Copy out all the entries exactly.

RECORDS FOR THE TASK>
◇ ◇ ◇ ◇ ◇

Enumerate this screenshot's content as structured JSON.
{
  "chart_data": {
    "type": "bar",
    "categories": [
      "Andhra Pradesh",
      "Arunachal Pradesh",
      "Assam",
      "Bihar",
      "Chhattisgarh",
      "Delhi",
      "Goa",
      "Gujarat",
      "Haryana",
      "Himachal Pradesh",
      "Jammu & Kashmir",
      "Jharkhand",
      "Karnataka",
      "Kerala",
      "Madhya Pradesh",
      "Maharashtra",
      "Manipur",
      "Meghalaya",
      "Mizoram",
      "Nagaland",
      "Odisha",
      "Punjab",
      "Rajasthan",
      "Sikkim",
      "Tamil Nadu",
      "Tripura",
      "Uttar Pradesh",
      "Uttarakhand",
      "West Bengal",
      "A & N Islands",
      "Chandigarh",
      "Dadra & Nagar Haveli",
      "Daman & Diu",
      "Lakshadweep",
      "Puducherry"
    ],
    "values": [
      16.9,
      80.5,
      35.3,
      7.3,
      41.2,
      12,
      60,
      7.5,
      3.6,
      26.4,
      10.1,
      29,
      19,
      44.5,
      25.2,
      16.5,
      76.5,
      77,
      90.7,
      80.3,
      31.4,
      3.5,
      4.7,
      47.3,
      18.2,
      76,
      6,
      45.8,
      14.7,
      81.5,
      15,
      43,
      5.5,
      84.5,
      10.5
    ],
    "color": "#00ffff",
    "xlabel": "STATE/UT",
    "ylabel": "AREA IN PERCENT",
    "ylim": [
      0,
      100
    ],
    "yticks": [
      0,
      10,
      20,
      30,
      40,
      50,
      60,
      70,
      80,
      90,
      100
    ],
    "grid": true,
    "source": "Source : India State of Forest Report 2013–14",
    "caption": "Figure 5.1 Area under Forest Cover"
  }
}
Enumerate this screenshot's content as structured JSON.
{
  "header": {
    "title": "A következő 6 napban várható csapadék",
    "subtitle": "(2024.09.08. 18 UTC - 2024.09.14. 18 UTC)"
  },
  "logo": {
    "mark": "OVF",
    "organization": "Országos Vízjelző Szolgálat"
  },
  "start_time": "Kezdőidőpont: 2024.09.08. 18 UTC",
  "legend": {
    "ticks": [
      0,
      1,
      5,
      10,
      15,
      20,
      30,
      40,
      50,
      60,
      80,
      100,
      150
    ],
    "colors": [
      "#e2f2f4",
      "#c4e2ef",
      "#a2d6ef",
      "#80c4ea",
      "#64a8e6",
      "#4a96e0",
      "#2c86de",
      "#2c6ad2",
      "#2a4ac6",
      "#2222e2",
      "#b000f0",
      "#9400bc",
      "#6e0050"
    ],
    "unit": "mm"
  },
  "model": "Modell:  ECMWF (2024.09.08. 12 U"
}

◇ ◇ ◇ ◇ ◇

RESULT OF THIS EXERCISE>
Enumerate this screenshot's content as structured JSON.
{
  "chart_data": {
    "type": "bar",
    "categories": [
      "Andhra Pradesh",
      "Arunachal Pradesh",
      "Assam",
      "Bihar",
      "Chhattisgarh",
      "Delhi",
      "Goa",
      "Gujarat",
      "Haryana",
      "Himachal Pradesh",
      "Jammu & Kashmir",
      "Jharkhand",
      "Karnataka",
      "Kerala",
      "Madhya Pradesh",
      "Maharashtra",
      "Manipur",
      "Meghalaya",
      "Mizoram",
      "Nagaland",
      "Odisha",
      "Punjab",
      "Rajasthan",
      "Sikkim",
      "Tamil Nadu",
      "Tripura",
      "Uttar Pradesh",
      "Uttarakhand",
      "West Bengal",
      "A & N Islands",
      "Chandigarh",
      "Dadra & Nagar Haveli",
      "Daman & Diu",
      "Lakshadweep",
      "Puducherry"
    ],
    "values": [
      16.9,
      80.5,
      35.3,
      7.3,
      41.2,
      12,
      60,
      7.5,
      3.6,
      26.4,
      10.1,
      29,
      19,
      44.5,
      25.2,
      16.5,
      76.5,
      77,
      90.7,
      80.3,
      31.4,
      3.5,
      4.7,
      47.3,
      18.2,
      76,
      6,
      45.8,
      14.7,
      81.5,
      15,
      43,
      5.5,
      84.5,
      10.5
    ],
    "color": "#00ffff",
    "xlabel": "STATE/UT",
    "ylabel": "AREA IN PERCENT",
    "ylim": [
      0,
      100
    ],
    "yticks": [
      0,
      10,
      20,
      30,
      40,
      50,
      60,
      70,
      80,
      90,
      100
    ],
    "grid": true,
    "source": "Source : India State of Forest Report 2013–14",
    "caption": "Figure 5.1 Area under Forest Cover"
  }
}
Enumerate this screenshot's content as structured JSON.
{
  "header": {
    "title": "A következő 6 napban várható csapadék",
    "subtitle": "(2024.09.08. 18 UTC - 2024.09.14. 18 UTC)"
  },
  "logo": {
    "mark": "OVF",
    "organization": "Országos Vízjelző Szolgálat"
  },
  "start_time": "Kezdőidőpont: 2024.09.08. 18 UTC",
  "legend": {
    "ticks": [
      0,
      1,
      5,
      10,
      15,
      20,
      30,
      40,
      50,
      60,
      80,
      100,
      150
    ],
    "colors": [
      "#e2f2f4",
      "#c4e2ef",
      "#a2d6ef",
      "#80c4ea",
      "#64a8e6",
      "#4a96e0",
      "#2c86de",
      "#2c6ad2",
      "#2a4ac6",
      "#2222e2",
      "#b000f0",
      "#9400bc",
      "#6e0050"
    ],
    "unit": "mm"
  },
  "model": "Modell:  ECMWF (2024.09.08. 12 U"
}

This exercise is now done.